**What to do:** Please transcribe the data below exactly. Leave the pictures out.

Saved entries
_ _ _ _

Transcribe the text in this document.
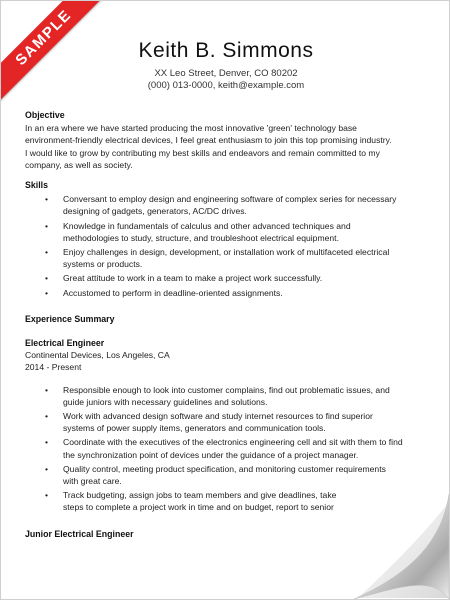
SAMPLE	Keith B. Simmons
XX Leo Street, Denver, CO 80202
(000) 013-0000, keith@example.com
Objective
In an era where we have started producing the most innovative 'green' technology base
environment-friendly electrical devices, I feel great enthusiasm to join this top promising industry.
I would like to grow by contributing my best skills and endeavors and remain committed to my
company, as well as society.
Skills
• Conversant to employ design and engineering software of complex series for necessary
designing of gadgets, generators, AC/DC drives.
• Knowledge in fundamentals of calculus and other advanced techniques and
methodologies to study, structure, and troubleshoot electrical equipment.
• Enjoy challenges in design, development, or installation work of multifaceted electrical
systems or products.
• Great attitude to work in a team to make a project work successfully.
• Accustomed to perform in deadline-oriented assignments.
Experience Summary
Electrical Engineer
Continental Devices, Los Angeles, CA
2014 - Present
• Responsible enough to look into customer complains, find out problematic issues, and
guide juniors with necessary guidelines and solutions.
• Work with advanced design software and study internet resources to find superior
systems of power supply items, generators and communication tools.
• Coordinate with the executives of the electronics engineering cell and sit with them to find
the synchronization point of devices under the guidance of a project manager.
• Quality control, meeting product specification, and monitoring customer requirements
with great care.
• Track budgeting, assign jobs to team members and give deadlines, take
steps to complete a project work in time and on budget, report to senior
Junior Electrical Engineer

_ _ _ _

**Expected answer:**
Transcribe the text in this document.
SAMPLE	Keith B. Simmons
XX Leo Street, Denver, CO 80202
(000) 013-0000, keith@example.com
Objective
In an era where we have started producing the most innovative 'green' technology base
environment-friendly electrical devices, I feel great enthusiasm to join this top promising industry.
I would like to grow by contributing my best skills and endeavors and remain committed to my
company, as well as society.
Skills
• Conversant to employ design and engineering software of complex series for necessary
designing of gadgets, generators, AC/DC drives.
• Knowledge in fundamentals of calculus and other advanced techniques and
methodologies to study, structure, and troubleshoot electrical equipment.
• Enjoy challenges in design, development, or installation work of multifaceted electrical
systems or products.
• Great attitude to work in a team to make a project work successfully.
• Accustomed to perform in deadline-oriented assignments.
Experience Summary
Electrical Engineer
Continental Devices, Los Angeles, CA
2014 - Present
• Responsible enough to look into customer complains, find out problematic issues, and
guide juniors with necessary guidelines and solutions.
• Work with advanced design software and study internet resources to find superior
systems of power supply items, generators and communication tools.
• Coordinate with the executives of the electronics engineering cell and sit with them to find
the synchronization point of devices under the guidance of a project manager.
• Quality control, meeting product specification, and monitoring customer requirements
with great care.
• Track budgeting, assign jobs to team members and give deadlines, take
steps to complete a project work in time and on budget, report to senior
Junior Electrical Engineer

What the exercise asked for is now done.